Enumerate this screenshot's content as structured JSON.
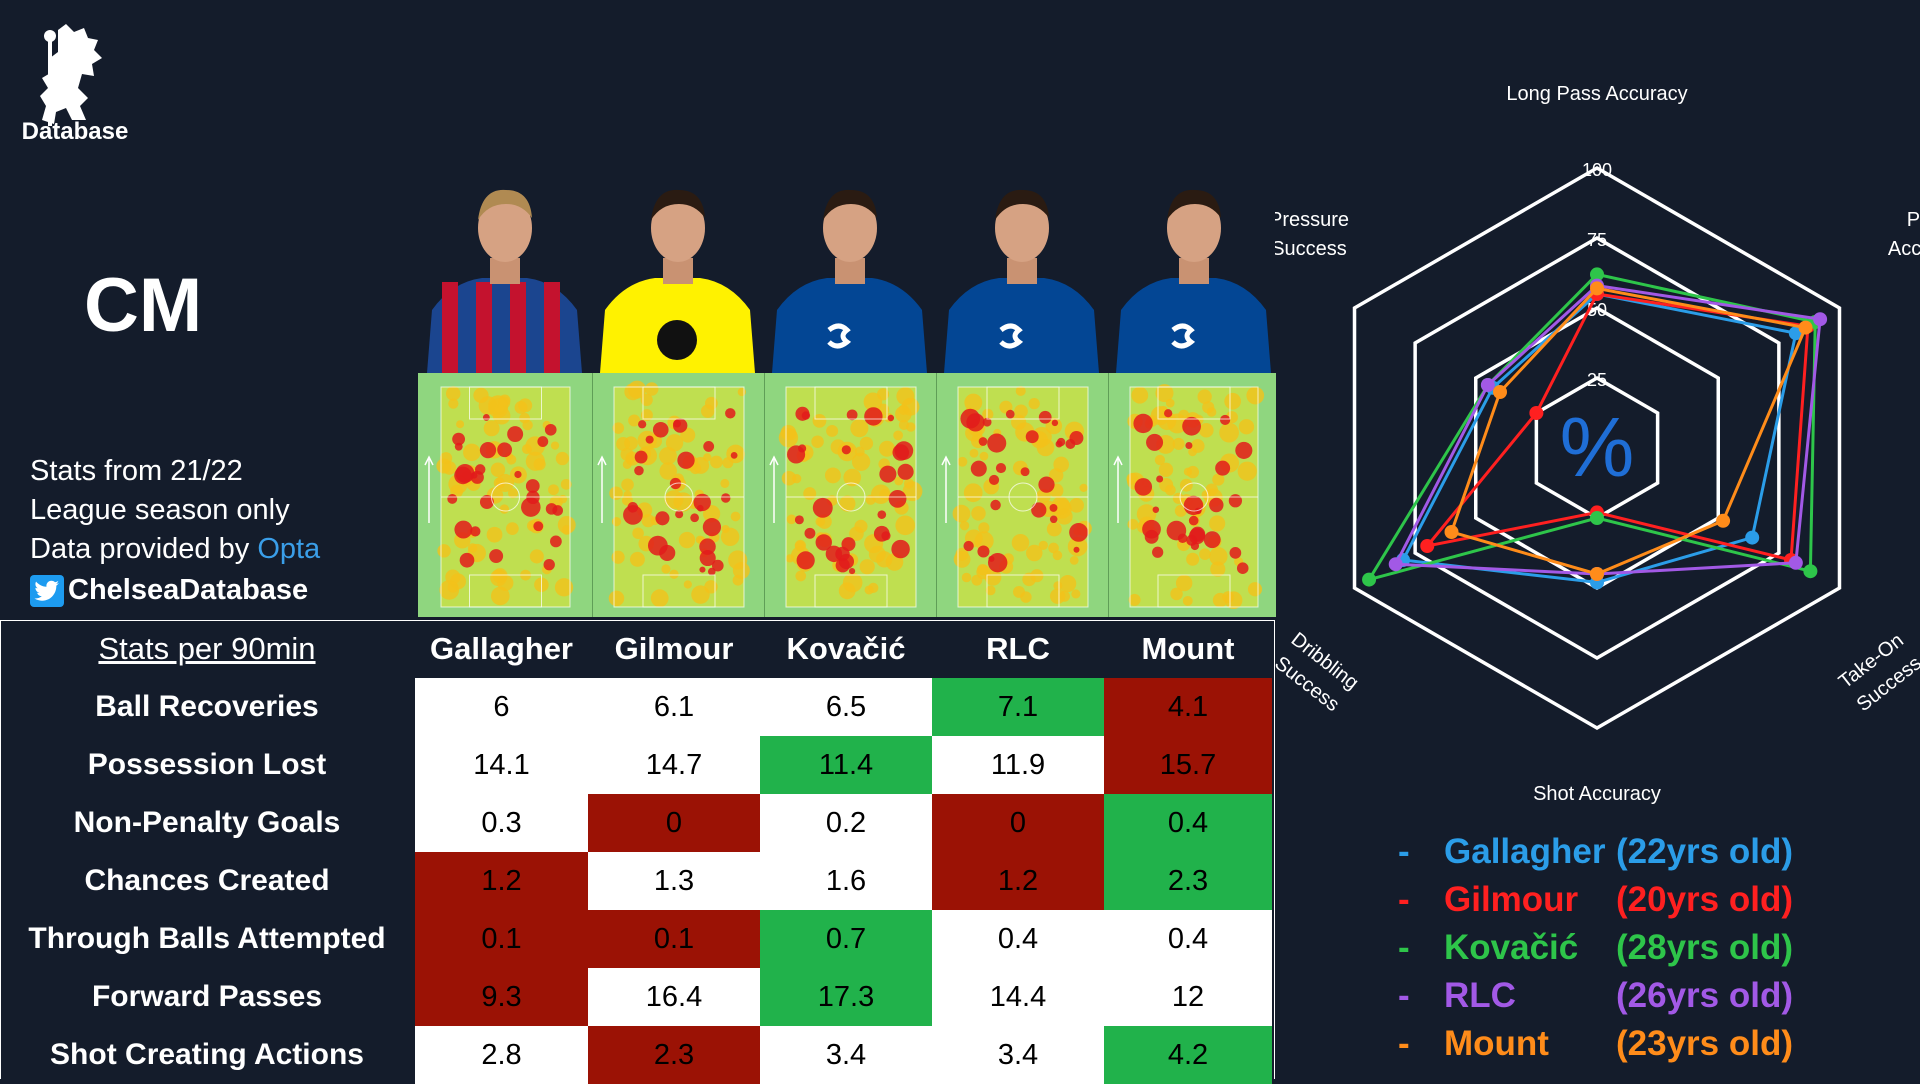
{
  "logo": {
    "text": "Database"
  },
  "position_label": "CM",
  "info": {
    "line1": "Stats from 21/22",
    "line2": "League season only",
    "line3_prefix": "Data provided by ",
    "line3_brand": "Opta",
    "twitter_handle": "ChelseaDatabase",
    "icons": [
      "lion-crest-icon",
      "twitter-bird-icon"
    ]
  },
  "players": [
    {
      "name": "Gallagher",
      "kit": "crystal-palace",
      "kit_colors": [
        "#1b458f",
        "#c4122e"
      ]
    },
    {
      "name": "Gilmour",
      "kit": "norwich",
      "kit_colors": [
        "#fff200",
        "#00a650"
      ]
    },
    {
      "name": "Kovačić",
      "kit": "chelsea",
      "kit_colors": [
        "#034694",
        "#ffffff"
      ]
    },
    {
      "name": "RLC",
      "kit": "chelsea",
      "kit_colors": [
        "#034694",
        "#ffffff"
      ]
    },
    {
      "name": "Mount",
      "kit": "chelsea",
      "kit_colors": [
        "#034694",
        "#ffffff"
      ]
    }
  ],
  "colors": {
    "background": "#141c2b",
    "good": "#21b24b",
    "bad": "#9b1205",
    "neutral": "#ffffff",
    "pitch": "#8fd67f"
  },
  "chart_data": [
    {
      "type": "table",
      "title": "Stats per 90min",
      "columns": [
        "Gallagher",
        "Gilmour",
        "Kovačić",
        "RLC",
        "Mount"
      ],
      "rows": [
        {
          "label": "Ball Recoveries",
          "values": [
            "6",
            "6.1",
            "6.5",
            "7.1",
            "4.1"
          ],
          "ratings": [
            "neutral",
            "neutral",
            "neutral",
            "good",
            "bad"
          ]
        },
        {
          "label": "Possession Lost",
          "values": [
            "14.1",
            "14.7",
            "11.4",
            "11.9",
            "15.7"
          ],
          "ratings": [
            "neutral",
            "neutral",
            "good",
            "neutral",
            "bad"
          ]
        },
        {
          "label": "Non-Penalty Goals",
          "values": [
            "0.3",
            "0",
            "0.2",
            "0",
            "0.4"
          ],
          "ratings": [
            "neutral",
            "bad",
            "neutral",
            "bad",
            "good"
          ]
        },
        {
          "label": "Chances Created",
          "values": [
            "1.2",
            "1.3",
            "1.6",
            "1.2",
            "2.3"
          ],
          "ratings": [
            "bad",
            "neutral",
            "neutral",
            "bad",
            "good"
          ]
        },
        {
          "label": "Through Balls Attempted",
          "values": [
            "0.1",
            "0.1",
            "0.7",
            "0.4",
            "0.4"
          ],
          "ratings": [
            "bad",
            "bad",
            "good",
            "neutral",
            "neutral"
          ]
        },
        {
          "label": "Forward Passes",
          "values": [
            "9.3",
            "16.4",
            "17.3",
            "14.4",
            "12"
          ],
          "ratings": [
            "bad",
            "neutral",
            "good",
            "neutral",
            "neutral"
          ]
        },
        {
          "label": "Shot Creating Actions",
          "values": [
            "2.8",
            "2.3",
            "3.4",
            "3.4",
            "4.2"
          ],
          "ratings": [
            "neutral",
            "bad",
            "neutral",
            "neutral",
            "good"
          ]
        }
      ]
    },
    {
      "type": "radar",
      "center_label": "%",
      "axes": [
        {
          "label": [
            "Long Pass Accuracy"
          ]
        },
        {
          "label": [
            "Pass",
            "Accuracy"
          ]
        },
        {
          "label": [
            "Take-On",
            "Success"
          ]
        },
        {
          "label": [
            "Shot Accuracy"
          ]
        },
        {
          "label": [
            "Dribbling",
            "Success"
          ]
        },
        {
          "label": [
            "Pressure",
            "Success"
          ]
        }
      ],
      "range": [
        0,
        100
      ],
      "ticks": [
        "25",
        "50",
        "75",
        "100"
      ],
      "series": [
        {
          "name": "Gallagher",
          "age": "(22yrs old)",
          "color": "#2b9de8",
          "values": [
            55,
            82,
            64,
            48,
            80,
            43
          ]
        },
        {
          "name": "Gilmour",
          "age": "(20yrs old)",
          "color": "#ff2020",
          "values": [
            55,
            87,
            80,
            23,
            70,
            25
          ]
        },
        {
          "name": "Kovačić",
          "age": "(28yrs old)",
          "color": "#2ec54a",
          "values": [
            62,
            90,
            88,
            25,
            94,
            45
          ]
        },
        {
          "name": "RLC",
          "age": "(26yrs old)",
          "color": "#a259e6",
          "values": [
            58,
            92,
            82,
            45,
            83,
            45
          ]
        },
        {
          "name": "Mount",
          "age": "(23yrs old)",
          "color": "#ff8c1a",
          "values": [
            57,
            86,
            52,
            45,
            60,
            40
          ]
        }
      ]
    }
  ]
}
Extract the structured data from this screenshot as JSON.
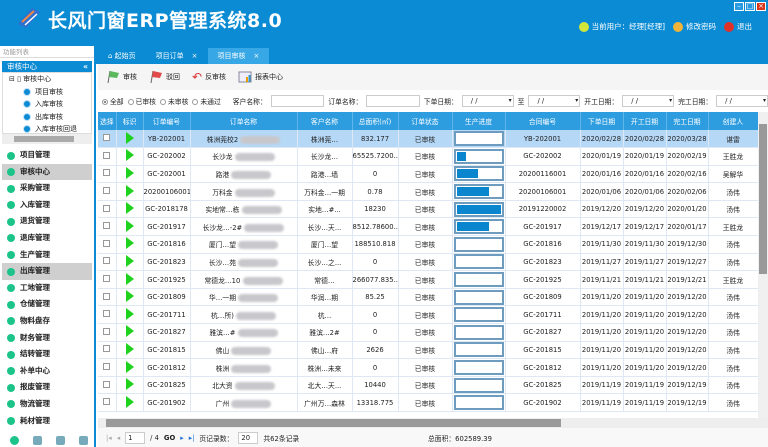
◆ ◆ ◆ ◆ ◆
◆ EXERCISE GOAL:
Your task is to reproduce all of the material exactly. The pictures stay out.

◆ RESPONSE TO THIS TASK:
Enumerate this screenshot's content as structured JSON.
{
  "logo": {
    "text": "Database"
  },
  "position_label": "CM",
  "info": {
    "line1": "Stats from 21/22",
    "line2": "League season only",
    "line3_prefix": "Data provided by ",
    "line3_brand": "Opta",
    "twitter_handle": "ChelseaDatabase",
    "icons": [
      "lion-crest-icon",
      "twitter-bird-icon"
    ]
  },
  "players": [
    {
      "name": "Gallagher",
      "kit": "crystal-palace",
      "kit_colors": [
        "#1b458f",
        "#c4122e"
      ]
    },
    {
      "name": "Gilmour",
      "kit": "norwich",
      "kit_colors": [
        "#fff200",
        "#00a650"
      ]
    },
    {
      "name": "Kovačić",
      "kit": "chelsea",
      "kit_colors": [
        "#034694",
        "#ffffff"
      ]
    },
    {
      "name": "RLC",
      "kit": "chelsea",
      "kit_colors": [
        "#034694",
        "#ffffff"
      ]
    },
    {
      "name": "Mount",
      "kit": "chelsea",
      "kit_colors": [
        "#034694",
        "#ffffff"
      ]
    }
  ],
  "colors": {
    "background": "#141c2b",
    "good": "#21b24b",
    "bad": "#9b1205",
    "neutral": "#ffffff",
    "pitch": "#8fd67f"
  },
  "chart_data": [
    {
      "type": "table",
      "title": "Stats per 90min",
      "columns": [
        "Gallagher",
        "Gilmour",
        "Kovačić",
        "RLC",
        "Mount"
      ],
      "rows": [
        {
          "label": "Ball Recoveries",
          "values": [
            "6",
            "6.1",
            "6.5",
            "7.1",
            "4.1"
          ],
          "ratings": [
            "neutral",
            "neutral",
            "neutral",
            "good",
            "bad"
          ]
        },
        {
          "label": "Possession Lost",
          "values": [
            "14.1",
            "14.7",
            "11.4",
            "11.9",
            "15.7"
          ],
          "ratings": [
            "neutral",
            "neutral",
            "good",
            "neutral",
            "bad"
          ]
        },
        {
          "label": "Non-Penalty Goals",
          "values": [
            "0.3",
            "0",
            "0.2",
            "0",
            "0.4"
          ],
          "ratings": [
            "neutral",
            "bad",
            "neutral",
            "bad",
            "good"
          ]
        },
        {
          "label": "Chances Created",
          "values": [
            "1.2",
            "1.3",
            "1.6",
            "1.2",
            "2.3"
          ],
          "ratings": [
            "bad",
            "neutral",
            "neutral",
            "bad",
            "good"
          ]
        },
        {
          "label": "Through Balls Attempted",
          "values": [
            "0.1",
            "0.1",
            "0.7",
            "0.4",
            "0.4"
          ],
          "ratings": [
            "bad",
            "bad",
            "good",
            "neutral",
            "neutral"
          ]
        },
        {
          "label": "Forward Passes",
          "values": [
            "9.3",
            "16.4",
            "17.3",
            "14.4",
            "12"
          ],
          "ratings": [
            "bad",
            "neutral",
            "good",
            "neutral",
            "neutral"
          ]
        },
        {
          "label": "Shot Creating Actions",
          "values": [
            "2.8",
            "2.3",
            "3.4",
            "3.4",
            "4.2"
          ],
          "ratings": [
            "neutral",
            "bad",
            "neutral",
            "neutral",
            "good"
          ]
        }
      ]
    },
    {
      "type": "radar",
      "center_label": "%",
      "axes": [
        {
          "label": [
            "Long Pass Accuracy"
          ]
        },
        {
          "label": [
            "Pass",
            "Accuracy"
          ]
        },
        {
          "label": [
            "Take-On",
            "Success"
          ]
        },
        {
          "label": [
            "Shot Accuracy"
          ]
        },
        {
          "label": [
            "Dribbling",
            "Success"
          ]
        },
        {
          "label": [
            "Pressure",
            "Success"
          ]
        }
      ],
      "range": [
        0,
        100
      ],
      "ticks": [
        "25",
        "50",
        "75",
        "100"
      ],
      "series": [
        {
          "name": "Gallagher",
          "age": "(22yrs old)",
          "color": "#2b9de8",
          "values": [
            55,
            82,
            64,
            48,
            80,
            43
          ]
        },
        {
          "name": "Gilmour",
          "age": "(20yrs old)",
          "color": "#ff2020",
          "values": [
            55,
            87,
            80,
            23,
            70,
            25
          ]
        },
        {
          "name": "Kovačić",
          "age": "(28yrs old)",
          "color": "#2ec54a",
          "values": [
            62,
            90,
            88,
            25,
            94,
            45
          ]
        },
        {
          "name": "RLC",
          "age": "(26yrs old)",
          "color": "#a259e6",
          "values": [
            58,
            92,
            82,
            45,
            83,
            45
          ]
        },
        {
          "name": "Mount",
          "age": "(23yrs old)",
          "color": "#ff8c1a",
          "values": [
            57,
            86,
            52,
            45,
            60,
            40
          ]
        }
      ]
    }
  ]
}
Extract the structured data from this screenshot as JSON.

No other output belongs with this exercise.